**TO DO:** Extract the records in full, leaving every picture out.

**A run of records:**
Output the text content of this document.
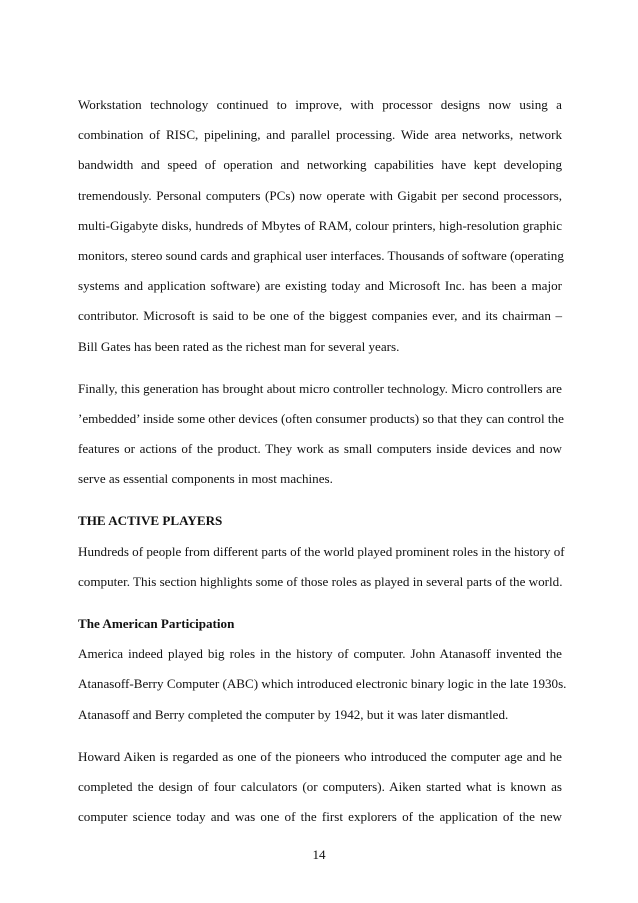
Workstation technology continued to improve, with processor designs now using a
combination of RISC, pipelining, and parallel processing. Wide area networks, network
bandwidth and speed of operation and networking capabilities have kept developing
tremendously. Personal computers (PCs) now operate with Gigabit per second processors,
multi-Gigabyte disks, hundreds of Mbytes of RAM, colour printers, high-resolution graphic
monitors, stereo sound cards and graphical user interfaces. Thousands of software (operating
systems and application software) are existing today and Microsoft Inc. has been a major
contributor. Microsoft is said to be one of the biggest companies ever, and its chairman –
Bill Gates has been rated as the richest man for several years.
Finally, this generation has brought about micro controller technology. Micro controllers are
’embedded’ inside some other devices (often consumer products) so that they can control the
features or actions of the product. They work as small computers inside devices and now
serve as essential components in most machines.
THE ACTIVE PLAYERS
Hundreds of people from different parts of the world played prominent roles in the history of
computer. This section highlights some of those roles as played in several parts of the world.
The American Participation
America indeed played big roles in the history of computer. John Atanasoff invented the
Atanasoff-Berry Computer (ABC) which introduced electronic binary logic in the late 1930s.
Atanasoff and Berry completed the computer by 1942, but it was later dismantled.
Howard Aiken is regarded as one of the pioneers who introduced the computer age and he
completed the design of four calculators (or computers). Aiken started what is known as
computer science today and was one of the first explorers of the application of the new
14
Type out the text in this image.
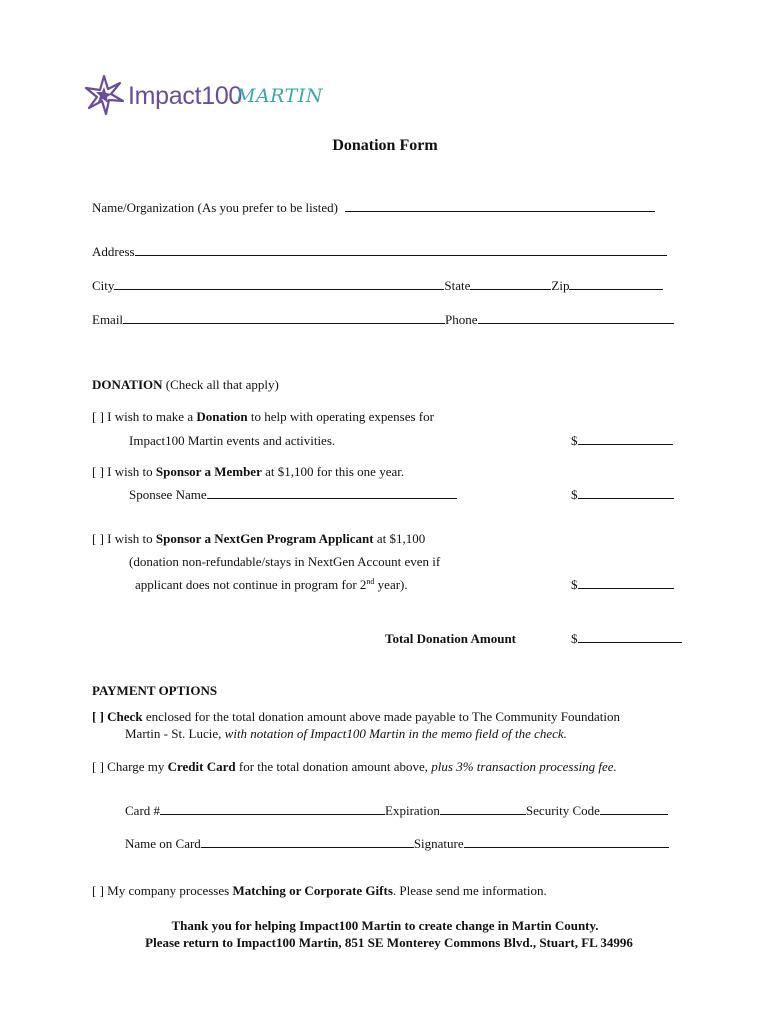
Impact100
MARTIN
Donation Form
Name/Organization (As you prefer to be listed)
Address
City	State	Zip
Email	Phone
DONATION (Check all that apply)
[ ] I wish to make a Donation to help with operating expenses for
Impact100 Martin events and activities.	$
[ ] I wish to Sponsor a Member at $1,100 for this one year.
Sponsee Name	$
[ ] I wish to Sponsor a NextGen Program Applicant at $1,100
(donation non-refundable/stays in NextGen Account even if
applicant does not continue in program for 2nd year).	$
Total Donation Amount	$
PAYMENT OPTIONS
[ ] Check enclosed for the total donation amount above made payable to The Community Foundation
Martin - St. Lucie, with notation of Impact100 Martin in the memo field of the check.
[ ] Charge my Credit Card for the total donation amount above, plus 3% transaction processing fee.
Card #	Expiration	Security Code
Name on Card	Signature
[ ] My company processes Matching or Corporate Gifts. Please send me information.
Thank you for helping Impact100 Martin to create change in Martin County.
Please return to Impact100 Martin, 851 SE Monterey Commons Blvd., Stuart, FL 34996
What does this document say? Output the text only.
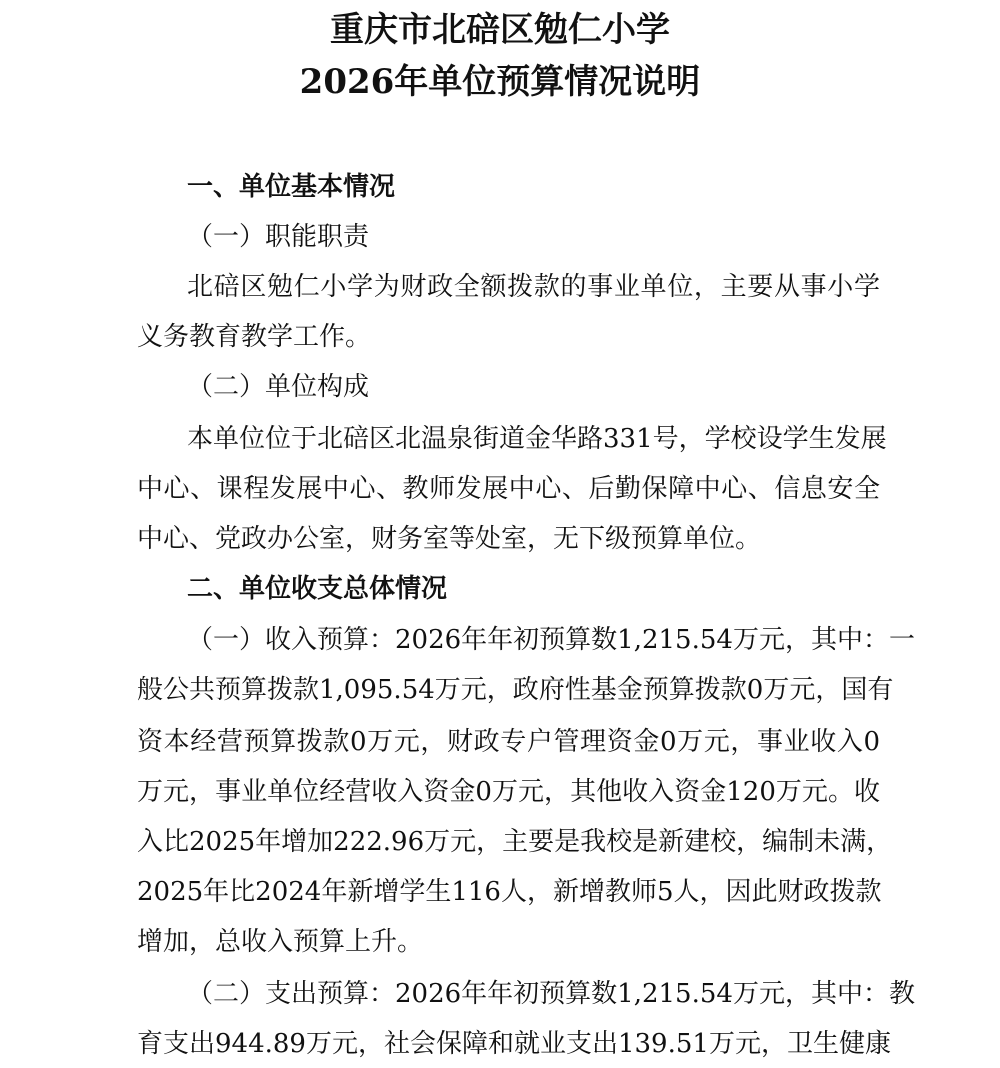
重庆市北碚区勉仁小学
2026年单位预算情况说明
一、单位基本情况
（一）职能职责
北碚区勉仁小学为财政全额拨款的事业单位，主要从事小学
义务教育教学工作。
（二）单位构成
本单位位于北碚区北温泉街道金华路331号，学校设学生发展
中心、课程发展中心、教师发展中心、后勤保障中心、信息安全
中心、党政办公室，财务室等处室，无下级预算单位。
二、单位收支总体情况
（一）收入预算：2026年年初预算数1,215.54万元，其中：一
般公共预算拨款1,095.54万元，政府性基金预算拨款0万元，国有
资本经营预算拨款0万元，财政专户管理资金0万元，事业收入0
万元，事业单位经营收入资金0万元，其他收入资金120万元。收
入比2025年增加222.96万元，主要是我校是新建校，编制未满，
2025年比2024年新增学生116人，新增教师5人，因此财政拨款
增加，总收入预算上升。
（二）支出预算：2026年年初预算数1,215.54万元，其中：教
育支出944.89万元，社会保障和就业支出139.51万元，卫生健康
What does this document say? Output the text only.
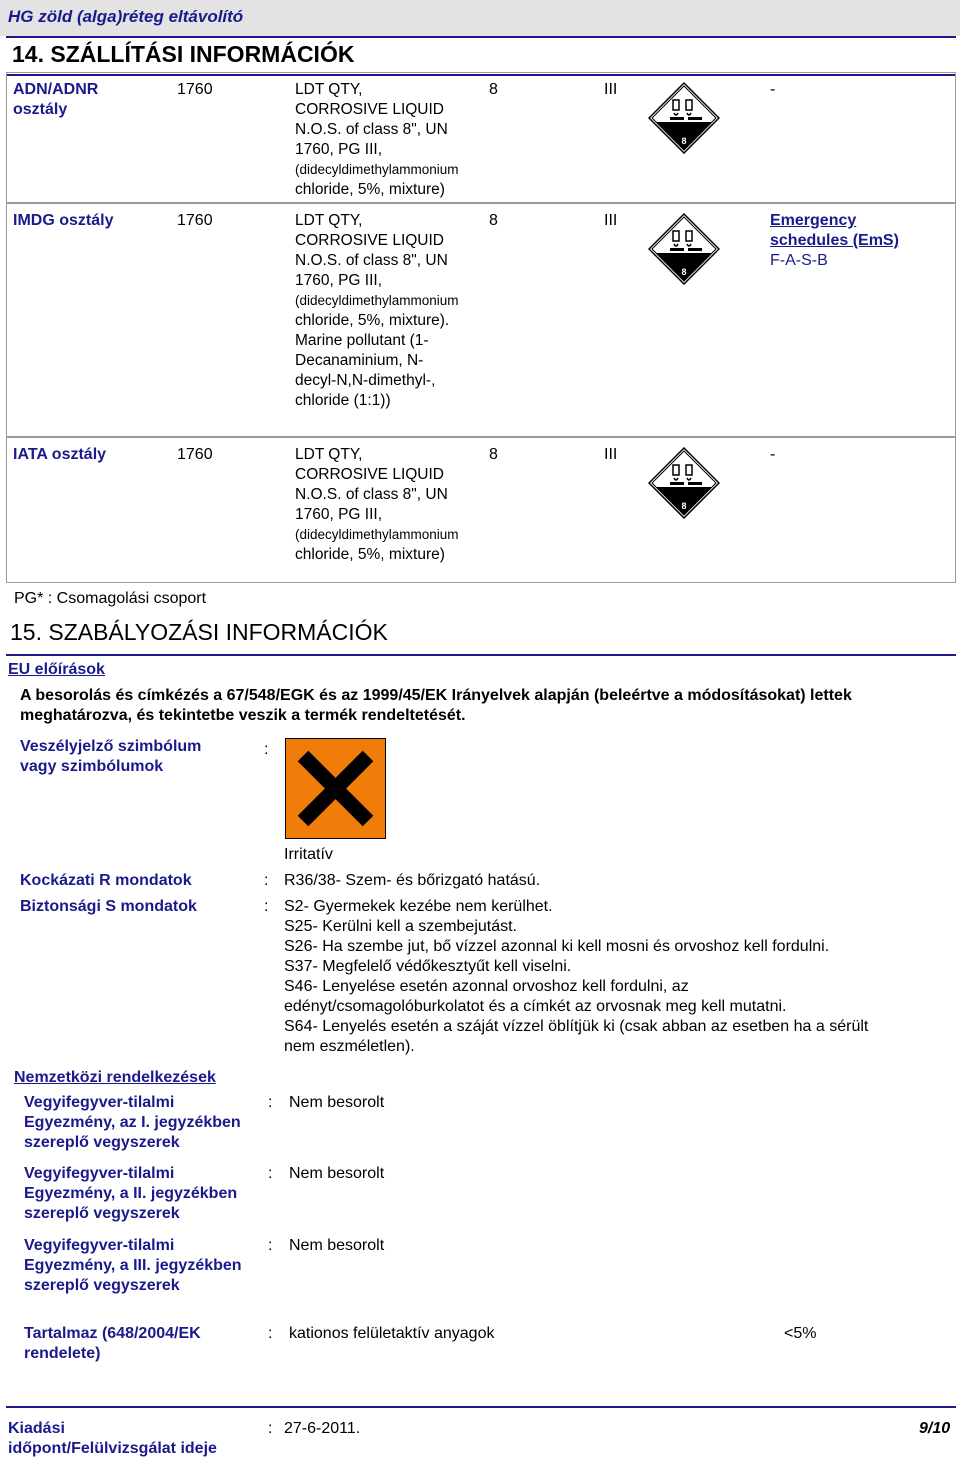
HG zöld (alga)réteg eltávolító
14. SZÁLLÍTÁSI INFORMÁCIÓK
ADN/ADNR
osztály
1760	LDT QTY,
CORROSIVE LIQUID
N.O.S. of class 8", UN
1760, PG III,
(didecyldimethylammonium
chloride, 5%, mixture)
8	III
8
-
IMDG osztály	1760	LDT QTY,
CORROSIVE LIQUID
N.O.S. of class 8", UN
1760, PG III,
(didecyldimethylammonium
chloride, 5%, mixture).
Marine pollutant (1-
Decanaminium, N-
decyl-N,N-dimethyl-,
chloride (1:1))
8	III
8
Emergency
schedules (EmS)
F-A-S-B
IATA osztály	1760	LDT QTY,
CORROSIVE LIQUID
N.O.S. of class 8", UN
1760, PG III,
(didecyldimethylammonium
chloride, 5%, mixture)
8	III
8
-
PG* : Csomagolási csoport
15. SZABÁLYOZÁSI INFORMÁCIÓK
EU előírások
A besorolás és címkézés a 67/548/EGK és az 1999/45/EK Irányelvek alapján (beleértve a módosításokat) lettek
meghatározva, és tekintetbe veszik a termék rendeltetését.
Veszélyjelző szimbólum
vagy szimbólumok
:
Irritatív
Kockázati R mondatok	: R36/38- Szem- és bőrizgató hatású.
Biztonsági S mondatok	: S2- Gyermekek kezébe nem kerülhet.
S25- Kerülni kell a szembejutást.
S26- Ha szembe jut, bő vízzel azonnal ki kell mosni és orvoshoz kell fordulni.
S37- Megfelelő védőkesztyűt kell viselni.
S46- Lenyelése esetén azonnal orvoshoz kell fordulni, az
edényt/csomagolóburkolatot és a címkét az orvosnak meg kell mutatni.
S64- Lenyelés esetén a száját vízzel öblítjük ki (csak abban az esetben ha a sérült
nem eszméletlen).
Nemzetközi rendelkezések
Vegyifegyver-tilalmi
Egyezmény, az I. jegyzékben
szereplő vegyszerek
: Nem besorolt
Vegyifegyver-tilalmi
Egyezmény, a II. jegyzékben
szereplő vegyszerek
: Nem besorolt
Vegyifegyver-tilalmi
Egyezmény, a III. jegyzékben
szereplő vegyszerek
: Nem besorolt
Tartalmaz (648/2004/EK
rendelete)
: kationos felületaktív anyagok	<5%
Kiadási
időpont/Felülvizsgálat ideje
: 27-6-2011.	9/10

**REPLY TO THE EXERCISE:**
Output the text content of this document.
Workstation technology continued to improve, with processor designs now using a
combination of RISC, pipelining, and parallel processing. Wide area networks, network
bandwidth and speed of operation and networking capabilities have kept developing
tremendously. Personal computers (PCs) now operate with Gigabit per second processors,
multi-Gigabyte disks, hundreds of Mbytes of RAM, colour printers, high-resolution graphic
monitors, stereo sound cards and graphical user interfaces. Thousands of software (operating
systems and application software) are existing today and Microsoft Inc. has been a major
contributor. Microsoft is said to be one of the biggest companies ever, and its chairman –
Bill Gates has been rated as the richest man for several years.
Finally, this generation has brought about micro controller technology. Micro controllers are
’embedded’ inside some other devices (often consumer products) so that they can control the
features or actions of the product. They work as small computers inside devices and now
serve as essential components in most machines.
THE ACTIVE PLAYERS
Hundreds of people from different parts of the world played prominent roles in the history of
computer. This section highlights some of those roles as played in several parts of the world.
The American Participation
America indeed played big roles in the history of computer. John Atanasoff invented the
Atanasoff-Berry Computer (ABC) which introduced electronic binary logic in the late 1930s.
Atanasoff and Berry completed the computer by 1942, but it was later dismantled.
Howard Aiken is regarded as one of the pioneers who introduced the computer age and he
completed the design of four calculators (or computers). Aiken started what is known as
computer science today and was one of the first explorers of the application of the new
14
Type out the text in this image.
Impact100
MARTIN
Donation Form
Name/Organization (As you prefer to be listed)
Address
City	State	Zip
Email	Phone
DONATION (Check all that apply)
[ ] I wish to make a Donation to help with operating expenses for
Impact100 Martin events and activities.	$
[ ] I wish to Sponsor a Member at $1,100 for this one year.
Sponsee Name	$
[ ] I wish to Sponsor a NextGen Program Applicant at $1,100
(donation non-refundable/stays in NextGen Account even if
applicant does not continue in program for 2nd year).	$
Total Donation Amount	$
PAYMENT OPTIONS
[ ] Check enclosed for the total donation amount above made payable to The Community Foundation
Martin - St. Lucie, with notation of Impact100 Martin in the memo field of the check.
[ ] Charge my Credit Card for the total donation amount above, plus 3% transaction processing fee.
Card #	Expiration	Security Code
Name on Card	Signature
[ ] My company processes Matching or Corporate Gifts. Please send me information.
Thank you for helping Impact100 Martin to create change in Martin County.
Please return to Impact100 Martin, 851 SE Monterey Commons Blvd., Stuart, FL 34996
What does this document say? Output the text only.
重庆市北碚区勉仁小学
2026年单位预算情况说明
一、单位基本情况
（一）职能职责
北碚区勉仁小学为财政全额拨款的事业单位，主要从事小学
义务教育教学工作。
（二）单位构成
本单位位于北碚区北温泉街道金华路331号，学校设学生发展
中心、课程发展中心、教师发展中心、后勤保障中心、信息安全
中心、党政办公室，财务室等处室，无下级预算单位。
二、单位收支总体情况
（一）收入预算：2026年年初预算数1,215.54万元，其中：一
般公共预算拨款1,095.54万元，政府性基金预算拨款0万元，国有
资本经营预算拨款0万元，财政专户管理资金0万元，事业收入0
万元，事业单位经营收入资金0万元，其他收入资金120万元。收
入比2025年增加222.96万元，主要是我校是新建校，编制未满，
2025年比2024年新增学生116人，新增教师5人，因此财政拨款
增加，总收入预算上升。
（二）支出预算：2026年年初预算数1,215.54万元，其中：教
育支出944.89万元，社会保障和就业支出139.51万元，卫生健康
What does this document say? Output the text only.
HG zöld (alga)réteg eltávolító
14. SZÁLLÍTÁSI INFORMÁCIÓK
ADN/ADNR
osztály
1760	LDT QTY,
CORROSIVE LIQUID
N.O.S. of class 8", UN
1760, PG III,
(didecyldimethylammonium
chloride, 5%, mixture)
8	III
8
-
IMDG osztály	1760	LDT QTY,
CORROSIVE LIQUID
N.O.S. of class 8", UN
1760, PG III,
(didecyldimethylammonium
chloride, 5%, mixture).
Marine pollutant (1-
Decanaminium, N-
decyl-N,N-dimethyl-,
chloride (1:1))
8	III
8
Emergency
schedules (EmS)
F-A-S-B
IATA osztály	1760	LDT QTY,
CORROSIVE LIQUID
N.O.S. of class 8", UN
1760, PG III,
(didecyldimethylammonium
chloride, 5%, mixture)
8	III
8
-
PG* : Csomagolási csoport
15. SZABÁLYOZÁSI INFORMÁCIÓK
EU előírások
A besorolás és címkézés a 67/548/EGK és az 1999/45/EK Irányelvek alapján (beleértve a módosításokat) lettek
meghatározva, és tekintetbe veszik a termék rendeltetését.
Veszélyjelző szimbólum
vagy szimbólumok
:
Irritatív
Kockázati R mondatok	: R36/38- Szem- és bőrizgató hatású.
Biztonsági S mondatok	: S2- Gyermekek kezébe nem kerülhet.
S25- Kerülni kell a szembejutást.
S26- Ha szembe jut, bő vízzel azonnal ki kell mosni és orvoshoz kell fordulni.
S37- Megfelelő védőkesztyűt kell viselni.
S46- Lenyelése esetén azonnal orvoshoz kell fordulni, az
edényt/csomagolóburkolatot és a címkét az orvosnak meg kell mutatni.
S64- Lenyelés esetén a száját vízzel öblítjük ki (csak abban az esetben ha a sérült
nem eszméletlen).
Nemzetközi rendelkezések
Vegyifegyver-tilalmi
Egyezmény, az I. jegyzékben
szereplő vegyszerek
: Nem besorolt
Vegyifegyver-tilalmi
Egyezmény, a II. jegyzékben
szereplő vegyszerek
: Nem besorolt
Vegyifegyver-tilalmi
Egyezmény, a III. jegyzékben
szereplő vegyszerek
: Nem besorolt
Tartalmaz (648/2004/EK
rendelete)
: kationos felületaktív anyagok	<5%
Kiadási
időpont/Felülvizsgálat ideje
: 27-6-2011.	9/10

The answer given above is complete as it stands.